** Start Provided records **

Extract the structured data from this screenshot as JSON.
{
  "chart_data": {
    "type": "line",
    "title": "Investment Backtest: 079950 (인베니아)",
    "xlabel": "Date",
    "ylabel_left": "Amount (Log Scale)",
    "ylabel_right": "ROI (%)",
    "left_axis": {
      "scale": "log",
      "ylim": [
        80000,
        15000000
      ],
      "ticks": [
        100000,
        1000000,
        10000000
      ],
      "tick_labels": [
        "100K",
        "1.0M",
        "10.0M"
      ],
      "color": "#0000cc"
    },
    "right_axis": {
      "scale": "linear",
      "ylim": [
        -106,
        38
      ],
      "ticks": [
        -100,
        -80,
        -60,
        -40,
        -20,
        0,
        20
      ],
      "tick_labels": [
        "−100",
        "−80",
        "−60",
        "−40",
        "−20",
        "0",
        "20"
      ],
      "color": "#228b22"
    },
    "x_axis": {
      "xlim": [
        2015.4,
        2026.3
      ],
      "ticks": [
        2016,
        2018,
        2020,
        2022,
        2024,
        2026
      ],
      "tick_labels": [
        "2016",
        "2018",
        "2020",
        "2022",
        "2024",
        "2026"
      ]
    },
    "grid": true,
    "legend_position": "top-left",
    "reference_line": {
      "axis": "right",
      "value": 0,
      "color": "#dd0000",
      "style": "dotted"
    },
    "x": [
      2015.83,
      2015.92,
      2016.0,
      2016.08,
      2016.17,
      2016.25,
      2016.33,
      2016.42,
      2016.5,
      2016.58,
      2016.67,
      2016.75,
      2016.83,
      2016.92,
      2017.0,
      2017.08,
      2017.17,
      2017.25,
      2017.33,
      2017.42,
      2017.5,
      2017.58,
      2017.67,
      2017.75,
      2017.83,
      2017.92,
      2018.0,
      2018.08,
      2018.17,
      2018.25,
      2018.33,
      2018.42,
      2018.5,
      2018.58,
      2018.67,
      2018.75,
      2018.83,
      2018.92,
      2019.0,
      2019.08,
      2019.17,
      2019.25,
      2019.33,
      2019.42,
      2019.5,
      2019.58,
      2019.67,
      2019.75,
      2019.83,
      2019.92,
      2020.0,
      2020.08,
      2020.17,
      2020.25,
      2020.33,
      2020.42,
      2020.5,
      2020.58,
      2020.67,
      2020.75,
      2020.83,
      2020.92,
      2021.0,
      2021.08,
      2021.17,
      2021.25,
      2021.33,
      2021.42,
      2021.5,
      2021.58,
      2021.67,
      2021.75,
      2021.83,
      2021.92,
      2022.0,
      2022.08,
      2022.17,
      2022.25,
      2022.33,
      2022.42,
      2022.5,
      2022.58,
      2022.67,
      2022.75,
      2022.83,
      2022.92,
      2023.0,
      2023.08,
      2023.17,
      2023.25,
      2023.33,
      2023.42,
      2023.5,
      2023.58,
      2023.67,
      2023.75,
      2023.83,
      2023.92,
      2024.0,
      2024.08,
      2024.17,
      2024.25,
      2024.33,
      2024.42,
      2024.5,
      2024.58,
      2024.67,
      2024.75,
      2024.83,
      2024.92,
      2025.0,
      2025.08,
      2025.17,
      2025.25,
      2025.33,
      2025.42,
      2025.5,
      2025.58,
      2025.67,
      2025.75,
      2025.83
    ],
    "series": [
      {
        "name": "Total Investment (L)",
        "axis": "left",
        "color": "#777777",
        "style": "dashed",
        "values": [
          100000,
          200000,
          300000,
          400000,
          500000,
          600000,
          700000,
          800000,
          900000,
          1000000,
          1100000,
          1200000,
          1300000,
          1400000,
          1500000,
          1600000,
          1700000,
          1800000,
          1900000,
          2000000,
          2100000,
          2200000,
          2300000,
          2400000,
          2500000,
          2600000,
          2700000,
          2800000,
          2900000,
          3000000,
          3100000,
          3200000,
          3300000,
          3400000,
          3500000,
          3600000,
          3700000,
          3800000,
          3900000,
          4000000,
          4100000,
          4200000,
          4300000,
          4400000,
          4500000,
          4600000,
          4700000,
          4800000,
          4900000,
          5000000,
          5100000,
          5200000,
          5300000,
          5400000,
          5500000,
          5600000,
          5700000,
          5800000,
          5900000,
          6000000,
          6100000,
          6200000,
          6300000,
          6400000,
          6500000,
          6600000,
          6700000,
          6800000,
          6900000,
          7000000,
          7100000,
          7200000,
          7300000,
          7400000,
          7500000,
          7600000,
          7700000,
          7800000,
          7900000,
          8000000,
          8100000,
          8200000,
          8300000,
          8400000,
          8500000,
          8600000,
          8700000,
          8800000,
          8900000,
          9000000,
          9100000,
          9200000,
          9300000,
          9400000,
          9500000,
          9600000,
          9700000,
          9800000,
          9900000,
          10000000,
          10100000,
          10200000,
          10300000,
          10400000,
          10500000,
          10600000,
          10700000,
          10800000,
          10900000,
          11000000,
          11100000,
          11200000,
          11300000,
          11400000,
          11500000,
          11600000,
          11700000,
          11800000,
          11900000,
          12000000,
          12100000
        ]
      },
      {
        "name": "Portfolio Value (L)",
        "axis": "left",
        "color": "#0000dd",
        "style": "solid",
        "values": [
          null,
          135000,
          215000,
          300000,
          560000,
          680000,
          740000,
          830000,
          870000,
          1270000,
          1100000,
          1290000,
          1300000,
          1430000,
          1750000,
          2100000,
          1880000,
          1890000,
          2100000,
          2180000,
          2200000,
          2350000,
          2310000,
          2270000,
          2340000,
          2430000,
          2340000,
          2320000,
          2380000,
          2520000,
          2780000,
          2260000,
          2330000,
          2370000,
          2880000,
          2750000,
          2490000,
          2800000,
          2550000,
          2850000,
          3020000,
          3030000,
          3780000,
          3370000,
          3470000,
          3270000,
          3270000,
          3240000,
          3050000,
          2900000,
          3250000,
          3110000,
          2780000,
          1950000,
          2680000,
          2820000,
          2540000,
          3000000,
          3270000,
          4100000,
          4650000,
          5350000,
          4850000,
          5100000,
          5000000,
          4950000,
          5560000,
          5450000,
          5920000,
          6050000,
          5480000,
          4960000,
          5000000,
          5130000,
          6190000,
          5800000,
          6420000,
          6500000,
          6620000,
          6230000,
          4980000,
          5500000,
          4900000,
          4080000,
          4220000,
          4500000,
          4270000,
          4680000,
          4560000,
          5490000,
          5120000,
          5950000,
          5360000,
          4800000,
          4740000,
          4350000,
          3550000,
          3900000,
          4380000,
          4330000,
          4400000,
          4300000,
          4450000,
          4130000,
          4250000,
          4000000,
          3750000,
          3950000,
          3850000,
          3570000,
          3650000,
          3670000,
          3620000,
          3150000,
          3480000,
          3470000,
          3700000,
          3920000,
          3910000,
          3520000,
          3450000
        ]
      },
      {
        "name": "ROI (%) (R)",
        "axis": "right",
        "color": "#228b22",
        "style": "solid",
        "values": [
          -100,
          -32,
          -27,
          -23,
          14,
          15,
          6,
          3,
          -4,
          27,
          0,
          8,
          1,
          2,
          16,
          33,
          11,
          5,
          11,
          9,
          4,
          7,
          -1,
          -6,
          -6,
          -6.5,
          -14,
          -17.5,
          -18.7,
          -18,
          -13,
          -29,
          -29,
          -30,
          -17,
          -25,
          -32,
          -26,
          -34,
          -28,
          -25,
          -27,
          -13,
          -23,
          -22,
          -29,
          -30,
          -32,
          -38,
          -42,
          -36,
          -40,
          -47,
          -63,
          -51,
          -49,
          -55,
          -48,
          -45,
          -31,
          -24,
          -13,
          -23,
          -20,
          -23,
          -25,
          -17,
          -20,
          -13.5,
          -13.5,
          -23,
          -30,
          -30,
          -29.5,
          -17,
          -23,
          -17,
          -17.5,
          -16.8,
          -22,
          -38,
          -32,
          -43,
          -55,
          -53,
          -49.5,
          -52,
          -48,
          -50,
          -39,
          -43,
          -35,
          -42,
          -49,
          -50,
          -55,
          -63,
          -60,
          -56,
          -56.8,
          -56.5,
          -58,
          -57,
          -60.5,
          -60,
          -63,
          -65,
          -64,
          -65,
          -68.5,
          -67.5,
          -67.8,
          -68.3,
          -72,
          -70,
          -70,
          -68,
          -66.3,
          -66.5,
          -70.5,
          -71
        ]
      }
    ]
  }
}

** End Provided records **

### Task objective
Count the lines that hold the string "name", and reply with that number alone.

### Expected answer
3